YOUR INSTRUCTIONS → What is needed here is an exact copy of every entry.

(Recorded data)
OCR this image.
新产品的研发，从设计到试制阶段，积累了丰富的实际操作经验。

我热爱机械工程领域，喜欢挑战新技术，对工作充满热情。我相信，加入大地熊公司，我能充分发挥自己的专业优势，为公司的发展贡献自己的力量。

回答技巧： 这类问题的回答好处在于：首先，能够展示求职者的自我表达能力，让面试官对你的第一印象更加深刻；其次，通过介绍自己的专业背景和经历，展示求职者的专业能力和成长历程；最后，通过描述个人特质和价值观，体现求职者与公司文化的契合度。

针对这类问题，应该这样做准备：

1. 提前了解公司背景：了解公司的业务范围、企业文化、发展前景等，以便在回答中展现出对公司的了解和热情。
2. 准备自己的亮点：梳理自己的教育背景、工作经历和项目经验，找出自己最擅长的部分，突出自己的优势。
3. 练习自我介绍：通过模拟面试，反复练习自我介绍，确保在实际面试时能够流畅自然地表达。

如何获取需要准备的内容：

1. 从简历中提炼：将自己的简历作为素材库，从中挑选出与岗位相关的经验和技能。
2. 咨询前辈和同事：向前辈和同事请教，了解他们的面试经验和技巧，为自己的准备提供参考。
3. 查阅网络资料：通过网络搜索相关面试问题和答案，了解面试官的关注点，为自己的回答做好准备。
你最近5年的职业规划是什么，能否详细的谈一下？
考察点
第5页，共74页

ANSWER TO THIS EXERCISE →
OCR this image.
新产品的研发，从设计到试制阶段，积累了丰富的实际操作经验。

我热爱机械工程领域，喜欢挑战新技术，对工作充满热情。我相信，加入大地熊公司，我能充分发挥自己的专业优势，为公司的发展贡献自己的力量。

回答技巧： 这类问题的回答好处在于：首先，能够展示求职者的自我表达能力，让面试官对你的第一印象更加深刻；其次，通过介绍自己的专业背景和经历，展示求职者的专业能力和成长历程；最后，通过描述个人特质和价值观，体现求职者与公司文化的契合度。

针对这类问题，应该这样做准备：

1. 提前了解公司背景：了解公司的业务范围、企业文化、发展前景等，以便在回答中展现出对公司的了解和热情。
2. 准备自己的亮点：梳理自己的教育背景、工作经历和项目经验，找出自己最擅长的部分，突出自己的优势。
3. 练习自我介绍：通过模拟面试，反复练习自我介绍，确保在实际面试时能够流畅自然地表达。

如何获取需要准备的内容：

1. 从简历中提炼：将自己的简历作为素材库，从中挑选出与岗位相关的经验和技能。
2. 咨询前辈和同事：向前辈和同事请教，了解他们的面试经验和技巧，为自己的准备提供参考。
3. 查阅网络资料：通过网络搜索相关面试问题和答案，了解面试官的关注点，为自己的回答做好准备。
你最近5年的职业规划是什么，能否详细的谈一下？
考察点
第5页，共74页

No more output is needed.